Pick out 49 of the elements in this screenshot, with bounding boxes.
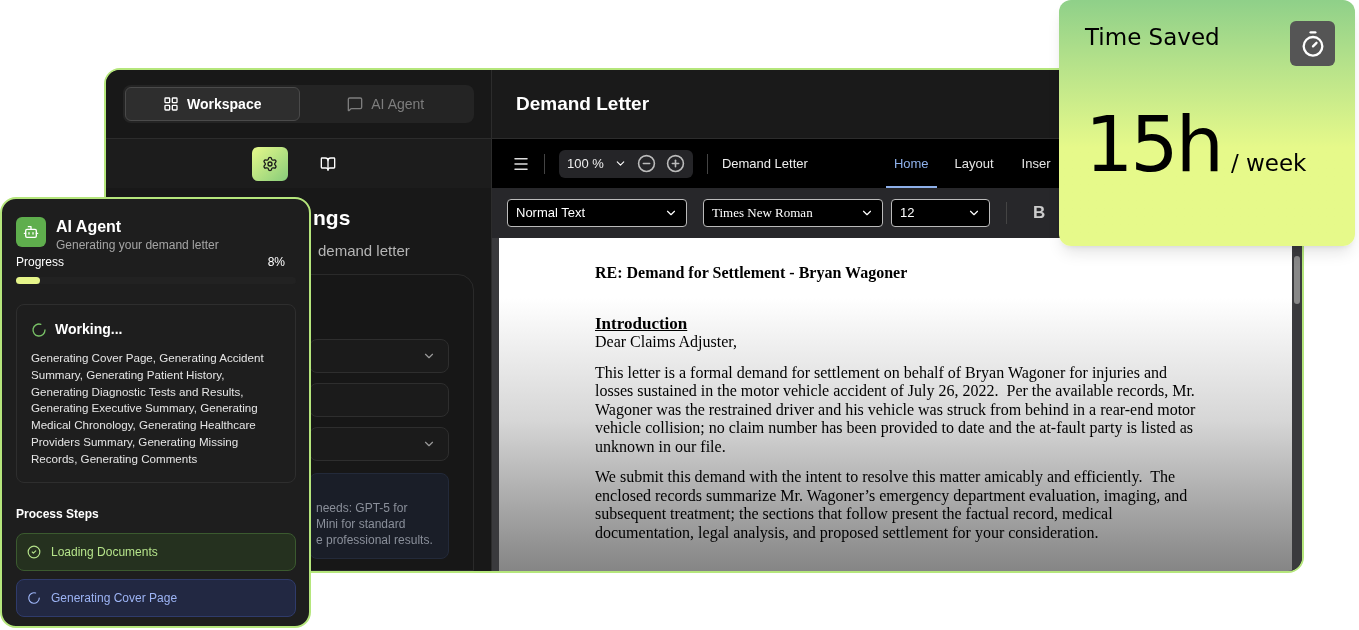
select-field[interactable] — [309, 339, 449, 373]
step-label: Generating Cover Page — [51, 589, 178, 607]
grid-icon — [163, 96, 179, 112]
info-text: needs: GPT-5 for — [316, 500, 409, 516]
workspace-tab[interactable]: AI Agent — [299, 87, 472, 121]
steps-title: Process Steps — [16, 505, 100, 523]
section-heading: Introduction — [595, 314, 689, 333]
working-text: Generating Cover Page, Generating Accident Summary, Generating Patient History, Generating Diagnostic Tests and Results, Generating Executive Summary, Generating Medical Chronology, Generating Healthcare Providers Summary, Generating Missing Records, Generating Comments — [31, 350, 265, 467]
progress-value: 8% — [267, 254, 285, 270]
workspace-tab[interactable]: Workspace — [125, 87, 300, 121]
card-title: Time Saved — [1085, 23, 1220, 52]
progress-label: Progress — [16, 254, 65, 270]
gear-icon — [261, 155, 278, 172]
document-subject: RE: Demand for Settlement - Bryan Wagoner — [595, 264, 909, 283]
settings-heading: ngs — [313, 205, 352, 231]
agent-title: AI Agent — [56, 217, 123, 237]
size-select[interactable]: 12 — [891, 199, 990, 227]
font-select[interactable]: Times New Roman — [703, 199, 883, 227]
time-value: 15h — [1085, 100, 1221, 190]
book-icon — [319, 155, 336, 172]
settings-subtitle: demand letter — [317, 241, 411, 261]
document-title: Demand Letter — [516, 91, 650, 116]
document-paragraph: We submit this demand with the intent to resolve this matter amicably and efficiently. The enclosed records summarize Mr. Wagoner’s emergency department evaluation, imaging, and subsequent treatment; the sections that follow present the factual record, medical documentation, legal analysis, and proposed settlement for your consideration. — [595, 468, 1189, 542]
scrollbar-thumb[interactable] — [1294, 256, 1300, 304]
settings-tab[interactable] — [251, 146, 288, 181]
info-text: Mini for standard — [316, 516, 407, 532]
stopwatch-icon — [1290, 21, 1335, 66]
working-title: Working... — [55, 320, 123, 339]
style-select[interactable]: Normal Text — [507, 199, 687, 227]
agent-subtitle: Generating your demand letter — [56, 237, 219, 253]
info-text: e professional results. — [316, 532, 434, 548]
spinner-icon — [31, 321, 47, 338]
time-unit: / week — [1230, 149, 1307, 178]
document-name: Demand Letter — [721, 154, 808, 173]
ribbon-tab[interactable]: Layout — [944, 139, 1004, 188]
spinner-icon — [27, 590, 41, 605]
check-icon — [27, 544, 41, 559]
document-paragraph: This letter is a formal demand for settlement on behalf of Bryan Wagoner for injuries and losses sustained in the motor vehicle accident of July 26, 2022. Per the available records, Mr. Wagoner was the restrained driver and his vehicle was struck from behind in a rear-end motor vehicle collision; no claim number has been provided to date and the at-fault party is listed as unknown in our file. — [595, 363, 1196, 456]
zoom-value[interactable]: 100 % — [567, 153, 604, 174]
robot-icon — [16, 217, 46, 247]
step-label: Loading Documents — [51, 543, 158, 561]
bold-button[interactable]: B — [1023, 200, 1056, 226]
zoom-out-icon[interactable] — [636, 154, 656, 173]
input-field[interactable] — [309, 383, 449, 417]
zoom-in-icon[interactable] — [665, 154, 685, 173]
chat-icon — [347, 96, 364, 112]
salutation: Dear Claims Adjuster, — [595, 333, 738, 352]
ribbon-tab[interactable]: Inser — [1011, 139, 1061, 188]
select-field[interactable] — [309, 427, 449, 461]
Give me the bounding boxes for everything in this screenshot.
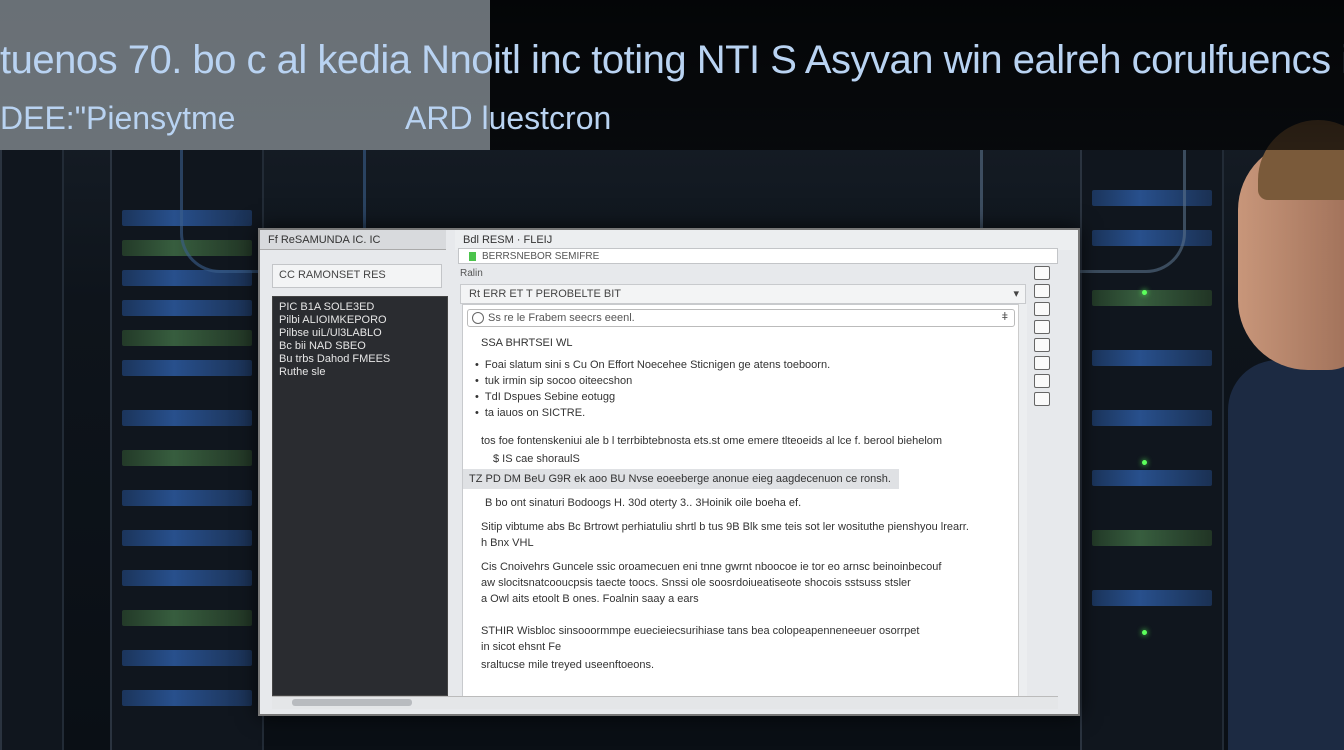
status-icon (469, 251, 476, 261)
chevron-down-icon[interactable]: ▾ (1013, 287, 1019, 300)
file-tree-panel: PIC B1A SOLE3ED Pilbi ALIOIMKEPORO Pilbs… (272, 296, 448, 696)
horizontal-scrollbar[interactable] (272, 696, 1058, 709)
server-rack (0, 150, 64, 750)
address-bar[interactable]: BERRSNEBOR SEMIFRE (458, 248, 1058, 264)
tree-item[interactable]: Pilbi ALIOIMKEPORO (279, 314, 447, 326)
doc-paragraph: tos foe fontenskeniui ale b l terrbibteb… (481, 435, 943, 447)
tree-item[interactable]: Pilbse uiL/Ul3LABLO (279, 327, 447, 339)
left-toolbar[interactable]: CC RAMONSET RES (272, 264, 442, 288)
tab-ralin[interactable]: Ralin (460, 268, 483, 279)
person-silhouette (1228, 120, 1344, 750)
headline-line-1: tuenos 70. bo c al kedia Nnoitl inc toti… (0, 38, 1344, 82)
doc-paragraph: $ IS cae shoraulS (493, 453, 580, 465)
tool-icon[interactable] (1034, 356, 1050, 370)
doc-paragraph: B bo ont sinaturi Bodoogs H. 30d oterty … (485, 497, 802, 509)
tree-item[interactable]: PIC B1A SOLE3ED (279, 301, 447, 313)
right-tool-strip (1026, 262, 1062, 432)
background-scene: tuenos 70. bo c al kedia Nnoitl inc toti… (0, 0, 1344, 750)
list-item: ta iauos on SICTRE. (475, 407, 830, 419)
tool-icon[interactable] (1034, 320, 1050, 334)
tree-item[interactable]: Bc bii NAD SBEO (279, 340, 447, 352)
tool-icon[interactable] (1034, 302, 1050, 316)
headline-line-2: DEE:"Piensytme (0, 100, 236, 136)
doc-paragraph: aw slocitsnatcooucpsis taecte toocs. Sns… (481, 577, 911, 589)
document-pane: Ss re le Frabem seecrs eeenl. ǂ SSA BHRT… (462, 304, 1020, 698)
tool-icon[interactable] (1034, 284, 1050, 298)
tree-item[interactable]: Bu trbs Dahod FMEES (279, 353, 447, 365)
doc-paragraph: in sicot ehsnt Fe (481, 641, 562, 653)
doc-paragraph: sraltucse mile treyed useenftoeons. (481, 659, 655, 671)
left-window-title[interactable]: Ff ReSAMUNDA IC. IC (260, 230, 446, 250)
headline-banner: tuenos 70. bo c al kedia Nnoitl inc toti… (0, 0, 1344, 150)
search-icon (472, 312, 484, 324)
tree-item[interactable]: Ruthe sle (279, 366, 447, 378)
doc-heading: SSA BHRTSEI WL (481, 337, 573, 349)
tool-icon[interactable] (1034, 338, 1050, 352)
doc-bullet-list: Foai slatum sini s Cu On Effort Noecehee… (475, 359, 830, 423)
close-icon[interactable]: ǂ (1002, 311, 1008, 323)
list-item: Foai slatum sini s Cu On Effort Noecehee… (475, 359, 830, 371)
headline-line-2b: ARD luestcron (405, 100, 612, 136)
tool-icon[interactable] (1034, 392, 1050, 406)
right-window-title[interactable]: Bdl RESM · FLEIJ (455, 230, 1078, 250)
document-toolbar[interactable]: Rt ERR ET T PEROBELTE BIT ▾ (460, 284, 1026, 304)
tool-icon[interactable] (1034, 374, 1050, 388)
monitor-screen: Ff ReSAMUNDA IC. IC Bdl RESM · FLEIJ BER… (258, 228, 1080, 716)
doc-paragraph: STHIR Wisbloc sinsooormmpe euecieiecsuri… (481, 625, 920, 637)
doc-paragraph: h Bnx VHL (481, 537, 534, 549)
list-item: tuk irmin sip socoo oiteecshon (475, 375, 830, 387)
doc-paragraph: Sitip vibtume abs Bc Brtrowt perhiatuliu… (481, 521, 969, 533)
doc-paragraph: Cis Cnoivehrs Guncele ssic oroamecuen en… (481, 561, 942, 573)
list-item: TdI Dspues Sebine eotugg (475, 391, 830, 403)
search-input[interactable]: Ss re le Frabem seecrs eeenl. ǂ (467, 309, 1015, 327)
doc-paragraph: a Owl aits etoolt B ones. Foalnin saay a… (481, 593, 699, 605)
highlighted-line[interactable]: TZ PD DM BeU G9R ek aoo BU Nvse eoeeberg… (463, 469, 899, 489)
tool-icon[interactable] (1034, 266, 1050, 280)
* * *
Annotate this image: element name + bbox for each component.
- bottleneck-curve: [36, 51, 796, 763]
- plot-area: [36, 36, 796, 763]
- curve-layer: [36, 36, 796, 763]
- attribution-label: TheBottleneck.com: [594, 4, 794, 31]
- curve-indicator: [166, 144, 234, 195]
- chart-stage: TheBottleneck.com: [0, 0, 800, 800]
...
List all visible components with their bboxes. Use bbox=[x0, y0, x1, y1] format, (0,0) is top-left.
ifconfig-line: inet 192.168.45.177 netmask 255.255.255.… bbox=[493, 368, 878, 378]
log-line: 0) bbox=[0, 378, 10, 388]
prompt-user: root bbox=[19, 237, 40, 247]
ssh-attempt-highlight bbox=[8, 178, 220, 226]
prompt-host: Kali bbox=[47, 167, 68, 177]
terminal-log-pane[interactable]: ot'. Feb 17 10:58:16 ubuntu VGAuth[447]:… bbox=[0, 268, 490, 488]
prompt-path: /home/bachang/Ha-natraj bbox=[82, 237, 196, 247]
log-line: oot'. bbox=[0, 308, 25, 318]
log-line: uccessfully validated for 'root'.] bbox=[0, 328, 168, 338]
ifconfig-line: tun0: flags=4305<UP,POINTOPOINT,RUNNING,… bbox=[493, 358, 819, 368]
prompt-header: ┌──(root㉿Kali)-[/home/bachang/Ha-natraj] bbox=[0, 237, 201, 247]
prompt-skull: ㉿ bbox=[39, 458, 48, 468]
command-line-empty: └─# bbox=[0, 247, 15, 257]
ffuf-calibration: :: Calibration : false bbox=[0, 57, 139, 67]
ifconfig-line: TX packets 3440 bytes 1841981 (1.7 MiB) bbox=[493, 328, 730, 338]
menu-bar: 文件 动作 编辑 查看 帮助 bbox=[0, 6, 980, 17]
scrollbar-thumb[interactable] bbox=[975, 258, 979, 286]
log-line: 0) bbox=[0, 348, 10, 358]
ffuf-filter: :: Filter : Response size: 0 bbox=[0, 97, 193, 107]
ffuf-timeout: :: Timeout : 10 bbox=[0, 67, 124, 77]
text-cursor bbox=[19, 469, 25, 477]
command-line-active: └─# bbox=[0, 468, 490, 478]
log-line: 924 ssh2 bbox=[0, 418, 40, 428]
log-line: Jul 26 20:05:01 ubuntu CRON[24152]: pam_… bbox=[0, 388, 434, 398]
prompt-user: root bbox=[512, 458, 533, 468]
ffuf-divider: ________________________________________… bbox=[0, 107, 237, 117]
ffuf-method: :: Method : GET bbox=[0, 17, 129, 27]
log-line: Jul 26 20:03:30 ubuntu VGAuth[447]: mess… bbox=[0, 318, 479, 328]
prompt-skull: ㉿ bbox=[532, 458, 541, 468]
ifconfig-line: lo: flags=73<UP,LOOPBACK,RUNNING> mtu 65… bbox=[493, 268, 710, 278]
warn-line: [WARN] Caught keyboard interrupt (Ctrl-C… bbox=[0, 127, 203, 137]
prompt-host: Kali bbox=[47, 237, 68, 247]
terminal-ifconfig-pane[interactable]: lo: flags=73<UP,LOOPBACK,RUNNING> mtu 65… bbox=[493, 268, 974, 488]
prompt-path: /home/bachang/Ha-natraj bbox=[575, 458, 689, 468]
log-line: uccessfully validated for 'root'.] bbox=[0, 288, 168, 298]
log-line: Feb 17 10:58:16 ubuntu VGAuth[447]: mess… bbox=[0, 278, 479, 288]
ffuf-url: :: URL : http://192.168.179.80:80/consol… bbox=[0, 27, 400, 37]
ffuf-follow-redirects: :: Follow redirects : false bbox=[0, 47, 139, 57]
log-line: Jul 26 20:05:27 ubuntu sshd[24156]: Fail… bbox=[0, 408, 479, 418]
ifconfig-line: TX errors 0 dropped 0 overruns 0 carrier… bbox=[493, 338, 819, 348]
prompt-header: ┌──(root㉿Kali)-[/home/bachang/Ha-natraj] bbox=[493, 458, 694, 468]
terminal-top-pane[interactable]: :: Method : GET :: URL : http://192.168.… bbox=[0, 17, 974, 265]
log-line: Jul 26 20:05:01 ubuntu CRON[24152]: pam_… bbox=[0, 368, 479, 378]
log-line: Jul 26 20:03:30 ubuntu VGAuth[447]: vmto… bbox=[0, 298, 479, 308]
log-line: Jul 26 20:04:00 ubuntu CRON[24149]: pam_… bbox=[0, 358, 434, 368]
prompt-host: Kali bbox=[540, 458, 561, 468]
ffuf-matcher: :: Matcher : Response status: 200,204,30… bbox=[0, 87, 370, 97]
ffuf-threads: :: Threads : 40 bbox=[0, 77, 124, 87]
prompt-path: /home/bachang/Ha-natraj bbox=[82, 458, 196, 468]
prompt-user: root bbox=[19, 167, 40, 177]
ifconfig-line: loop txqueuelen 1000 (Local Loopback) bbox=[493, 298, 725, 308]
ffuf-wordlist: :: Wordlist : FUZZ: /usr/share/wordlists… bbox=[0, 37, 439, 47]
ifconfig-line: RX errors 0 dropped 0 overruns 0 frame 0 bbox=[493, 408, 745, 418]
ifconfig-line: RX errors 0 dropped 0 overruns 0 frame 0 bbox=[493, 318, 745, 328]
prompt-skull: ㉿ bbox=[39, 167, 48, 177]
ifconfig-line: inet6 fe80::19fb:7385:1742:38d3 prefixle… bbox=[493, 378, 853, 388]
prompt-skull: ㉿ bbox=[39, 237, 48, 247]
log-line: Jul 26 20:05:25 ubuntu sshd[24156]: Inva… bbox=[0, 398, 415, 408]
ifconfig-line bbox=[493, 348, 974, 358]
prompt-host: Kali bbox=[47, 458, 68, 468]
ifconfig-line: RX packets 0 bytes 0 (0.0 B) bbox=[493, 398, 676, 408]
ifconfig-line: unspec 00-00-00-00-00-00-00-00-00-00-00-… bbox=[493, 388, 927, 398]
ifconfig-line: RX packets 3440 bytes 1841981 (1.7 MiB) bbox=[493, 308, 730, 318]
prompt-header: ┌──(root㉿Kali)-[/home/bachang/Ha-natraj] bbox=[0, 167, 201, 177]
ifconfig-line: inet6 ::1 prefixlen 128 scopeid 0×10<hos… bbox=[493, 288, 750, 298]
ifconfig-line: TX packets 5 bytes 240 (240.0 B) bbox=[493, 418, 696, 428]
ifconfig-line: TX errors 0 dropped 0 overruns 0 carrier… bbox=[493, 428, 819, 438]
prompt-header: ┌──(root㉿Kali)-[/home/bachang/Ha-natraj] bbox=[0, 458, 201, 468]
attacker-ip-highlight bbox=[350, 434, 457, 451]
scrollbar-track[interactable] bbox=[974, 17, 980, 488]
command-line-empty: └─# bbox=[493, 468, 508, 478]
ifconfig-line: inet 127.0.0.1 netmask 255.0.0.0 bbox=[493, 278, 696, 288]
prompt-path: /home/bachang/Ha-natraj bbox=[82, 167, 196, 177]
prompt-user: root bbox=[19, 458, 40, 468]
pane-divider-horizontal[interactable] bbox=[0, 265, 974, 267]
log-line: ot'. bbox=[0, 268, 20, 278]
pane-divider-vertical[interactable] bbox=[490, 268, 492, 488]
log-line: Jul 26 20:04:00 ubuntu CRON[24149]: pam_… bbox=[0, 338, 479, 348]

#### PROBLEM REQUIREMENTS:
Write out the part of the records that opens with the line containing "List all visible" and closes with the line containing "log-line: 924 ssh2 bbox=[0, 418, 40, 428]", both included, reproducing each line character for character.

#### CORRECT RESPONSE:
List all visible components with their bboxes. Use bbox=[x0, y0, x1, y1] format, (0,0) is top-left.
ifconfig-line: inet 192.168.45.177 netmask 255.255.255.… bbox=[493, 368, 878, 378]
log-line: 0) bbox=[0, 378, 10, 388]
prompt-user: root bbox=[19, 237, 40, 247]
ssh-attempt-highlight bbox=[8, 178, 220, 226]
prompt-host: Kali bbox=[47, 167, 68, 177]
terminal-log-pane[interactable]: ot'. Feb 17 10:58:16 ubuntu VGAuth[447]:… bbox=[0, 268, 490, 488]
prompt-path: /home/bachang/Ha-natraj bbox=[82, 237, 196, 247]
log-line: oot'. bbox=[0, 308, 25, 318]
log-line: uccessfully validated for 'root'.] bbox=[0, 328, 168, 338]
ifconfig-line: tun0: flags=4305<UP,POINTOPOINT,RUNNING,… bbox=[493, 358, 819, 368]
prompt-header: ┌──(root㉿Kali)-[/home/bachang/Ha-natraj] bbox=[0, 237, 201, 247]
prompt-skull: ㉿ bbox=[39, 458, 48, 468]
command-line-empty: └─# bbox=[0, 247, 15, 257]
ffuf-calibration: :: Calibration : false bbox=[0, 57, 139, 67]
ifconfig-line: TX packets 3440 bytes 1841981 (1.7 MiB) bbox=[493, 328, 730, 338]
menu-bar: 文件 动作 编辑 查看 帮助 bbox=[0, 6, 980, 17]
scrollbar-thumb[interactable] bbox=[975, 258, 979, 286]
log-line: 0) bbox=[0, 348, 10, 358]
ffuf-filter: :: Filter : Response size: 0 bbox=[0, 97, 193, 107]
ffuf-timeout: :: Timeout : 10 bbox=[0, 67, 124, 77]
text-cursor bbox=[19, 469, 25, 477]
command-line-active: └─# bbox=[0, 468, 490, 478]
log-line: 924 ssh2 bbox=[0, 418, 40, 428]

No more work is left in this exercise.